OBJECTIVE: The records below must be copied in full; omit the images.
═══ GIVEN ENTRIES
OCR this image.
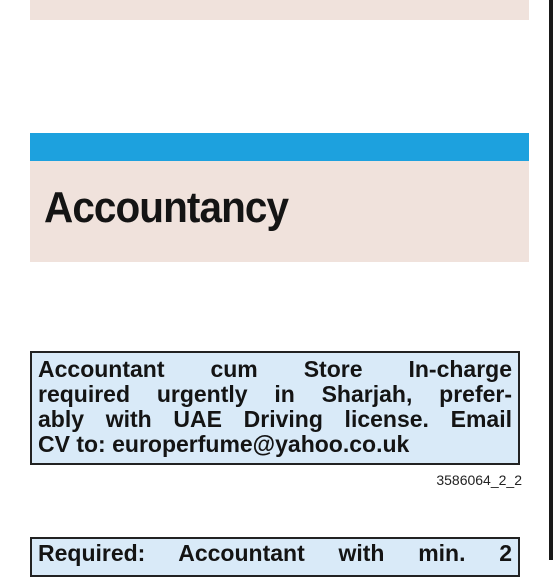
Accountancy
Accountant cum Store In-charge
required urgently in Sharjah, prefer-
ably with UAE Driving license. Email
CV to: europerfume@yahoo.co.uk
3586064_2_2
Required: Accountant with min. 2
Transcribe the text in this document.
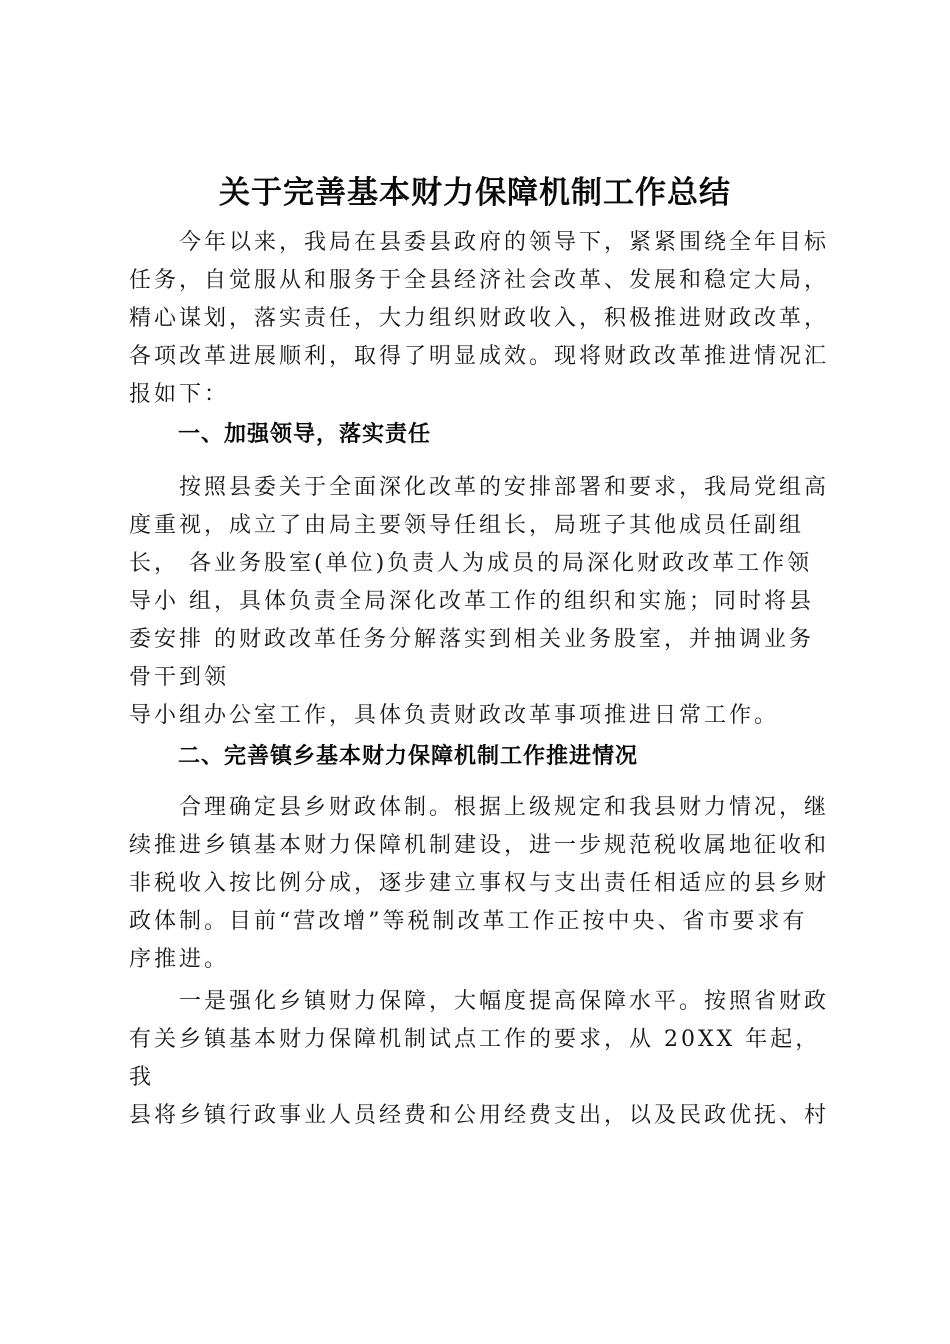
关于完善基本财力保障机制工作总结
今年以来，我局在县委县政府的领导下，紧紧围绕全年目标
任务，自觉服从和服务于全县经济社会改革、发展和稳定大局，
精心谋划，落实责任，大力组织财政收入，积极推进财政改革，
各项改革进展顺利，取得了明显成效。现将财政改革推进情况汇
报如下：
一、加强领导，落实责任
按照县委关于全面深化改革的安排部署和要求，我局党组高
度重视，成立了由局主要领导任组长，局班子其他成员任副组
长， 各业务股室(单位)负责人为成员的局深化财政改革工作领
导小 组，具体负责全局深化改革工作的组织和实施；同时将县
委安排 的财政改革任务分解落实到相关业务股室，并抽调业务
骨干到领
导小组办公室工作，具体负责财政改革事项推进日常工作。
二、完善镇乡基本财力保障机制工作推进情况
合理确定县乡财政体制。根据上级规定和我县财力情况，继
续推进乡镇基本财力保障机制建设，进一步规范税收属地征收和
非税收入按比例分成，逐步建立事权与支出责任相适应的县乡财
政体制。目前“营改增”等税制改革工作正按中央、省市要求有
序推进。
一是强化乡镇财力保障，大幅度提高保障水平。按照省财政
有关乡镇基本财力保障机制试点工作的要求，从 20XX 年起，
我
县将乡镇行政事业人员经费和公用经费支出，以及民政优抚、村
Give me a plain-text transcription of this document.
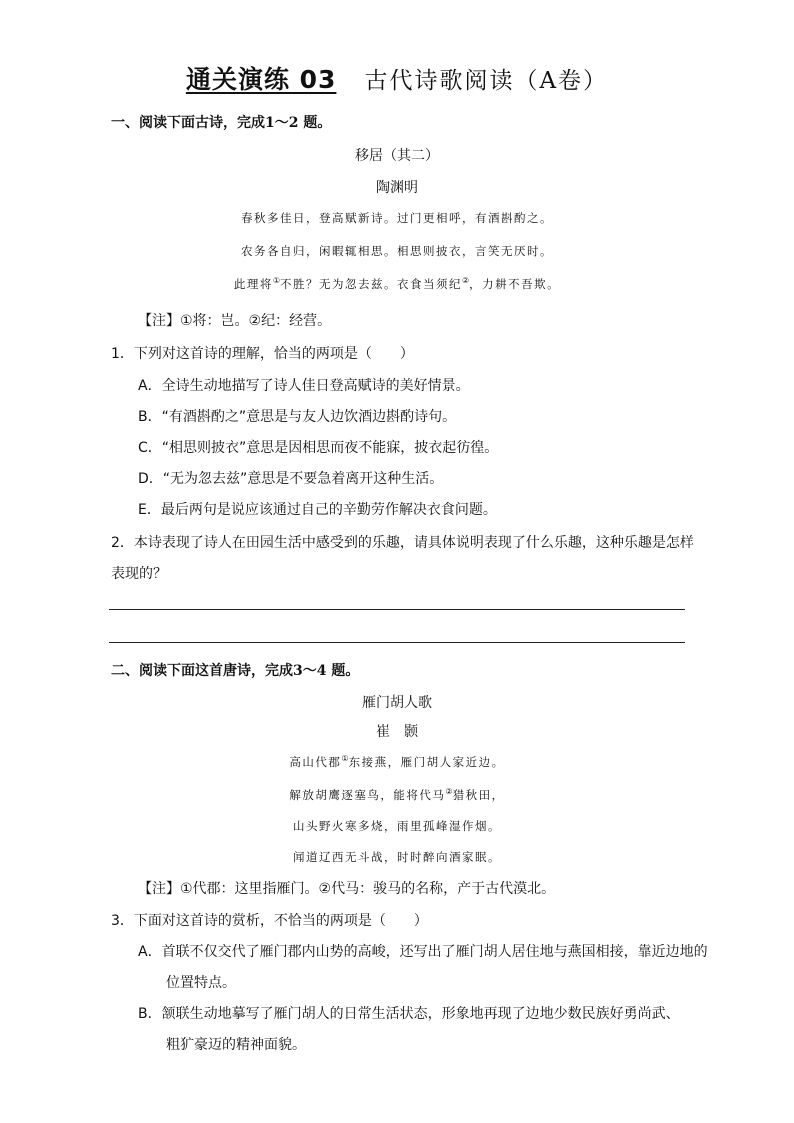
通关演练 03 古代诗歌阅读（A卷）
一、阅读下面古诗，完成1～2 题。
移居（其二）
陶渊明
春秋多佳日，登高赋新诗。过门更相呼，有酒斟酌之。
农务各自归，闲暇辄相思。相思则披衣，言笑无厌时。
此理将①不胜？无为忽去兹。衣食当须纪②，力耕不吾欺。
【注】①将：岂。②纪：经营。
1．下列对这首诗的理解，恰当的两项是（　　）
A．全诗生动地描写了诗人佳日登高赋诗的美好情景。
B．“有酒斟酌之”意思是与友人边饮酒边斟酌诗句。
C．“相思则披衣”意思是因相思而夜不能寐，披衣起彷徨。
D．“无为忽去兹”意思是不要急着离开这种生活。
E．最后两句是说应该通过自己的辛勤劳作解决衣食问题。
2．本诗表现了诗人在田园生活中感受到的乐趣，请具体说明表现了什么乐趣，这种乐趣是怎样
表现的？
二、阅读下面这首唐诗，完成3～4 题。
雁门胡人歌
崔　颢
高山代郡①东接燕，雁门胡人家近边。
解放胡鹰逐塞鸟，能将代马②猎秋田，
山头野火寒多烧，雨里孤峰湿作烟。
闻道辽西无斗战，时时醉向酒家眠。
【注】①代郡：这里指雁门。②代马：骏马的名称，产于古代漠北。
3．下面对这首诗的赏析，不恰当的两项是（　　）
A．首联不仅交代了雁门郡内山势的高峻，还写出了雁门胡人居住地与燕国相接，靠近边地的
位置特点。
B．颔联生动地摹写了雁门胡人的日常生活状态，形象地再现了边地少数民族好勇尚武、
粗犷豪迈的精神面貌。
══════
SOLUTION TO THE EXERCISE:
OCR this image.
Accountancy
Accountant cum Store In-charge
required urgently in Sharjah, prefer-
ably with UAE Driving license. Email
CV to: europerfume@yahoo.co.uk
3586064_2_2
Required: Accountant with min. 2
Transcribe the text in this document.
关于完善基本财力保障机制工作总结
今年以来，我局在县委县政府的领导下，紧紧围绕全年目标
任务，自觉服从和服务于全县经济社会改革、发展和稳定大局，
精心谋划，落实责任，大力组织财政收入，积极推进财政改革，
各项改革进展顺利，取得了明显成效。现将财政改革推进情况汇
报如下：
一、加强领导，落实责任
按照县委关于全面深化改革的安排部署和要求，我局党组高
度重视，成立了由局主要领导任组长，局班子其他成员任副组
长， 各业务股室(单位)负责人为成员的局深化财政改革工作领
导小 组，具体负责全局深化改革工作的组织和实施；同时将县
委安排 的财政改革任务分解落实到相关业务股室，并抽调业务
骨干到领
导小组办公室工作，具体负责财政改革事项推进日常工作。
二、完善镇乡基本财力保障机制工作推进情况
合理确定县乡财政体制。根据上级规定和我县财力情况，继
续推进乡镇基本财力保障机制建设，进一步规范税收属地征收和
非税收入按比例分成，逐步建立事权与支出责任相适应的县乡财
政体制。目前“营改增”等税制改革工作正按中央、省市要求有
序推进。
一是强化乡镇财力保障，大幅度提高保障水平。按照省财政
有关乡镇基本财力保障机制试点工作的要求，从 20XX 年起，
我
县将乡镇行政事业人员经费和公用经费支出，以及民政优抚、村
Give me a plain-text transcription of this document.
通关演练 03 古代诗歌阅读（A卷）
一、阅读下面古诗，完成1～2 题。
移居（其二）
陶渊明
春秋多佳日，登高赋新诗。过门更相呼，有酒斟酌之。
农务各自归，闲暇辄相思。相思则披衣，言笑无厌时。
此理将①不胜？无为忽去兹。衣食当须纪②，力耕不吾欺。
【注】①将：岂。②纪：经营。
1．下列对这首诗的理解，恰当的两项是（　　）
A．全诗生动地描写了诗人佳日登高赋诗的美好情景。
B．“有酒斟酌之”意思是与友人边饮酒边斟酌诗句。
C．“相思则披衣”意思是因相思而夜不能寐，披衣起彷徨。
D．“无为忽去兹”意思是不要急着离开这种生活。
E．最后两句是说应该通过自己的辛勤劳作解决衣食问题。
2．本诗表现了诗人在田园生活中感受到的乐趣，请具体说明表现了什么乐趣，这种乐趣是怎样
表现的？
二、阅读下面这首唐诗，完成3～4 题。
雁门胡人歌
崔　颢
高山代郡①东接燕，雁门胡人家近边。
解放胡鹰逐塞鸟，能将代马②猎秋田，
山头野火寒多烧，雨里孤峰湿作烟。
闻道辽西无斗战，时时醉向酒家眠。
【注】①代郡：这里指雁门。②代马：骏马的名称，产于古代漠北。
3．下面对这首诗的赏析，不恰当的两项是（　　）
A．首联不仅交代了雁门郡内山势的高峻，还写出了雁门胡人居住地与燕国相接，靠近边地的
位置特点。
B．颔联生动地摹写了雁门胡人的日常生活状态，形象地再现了边地少数民族好勇尚武、
粗犷豪迈的精神面貌。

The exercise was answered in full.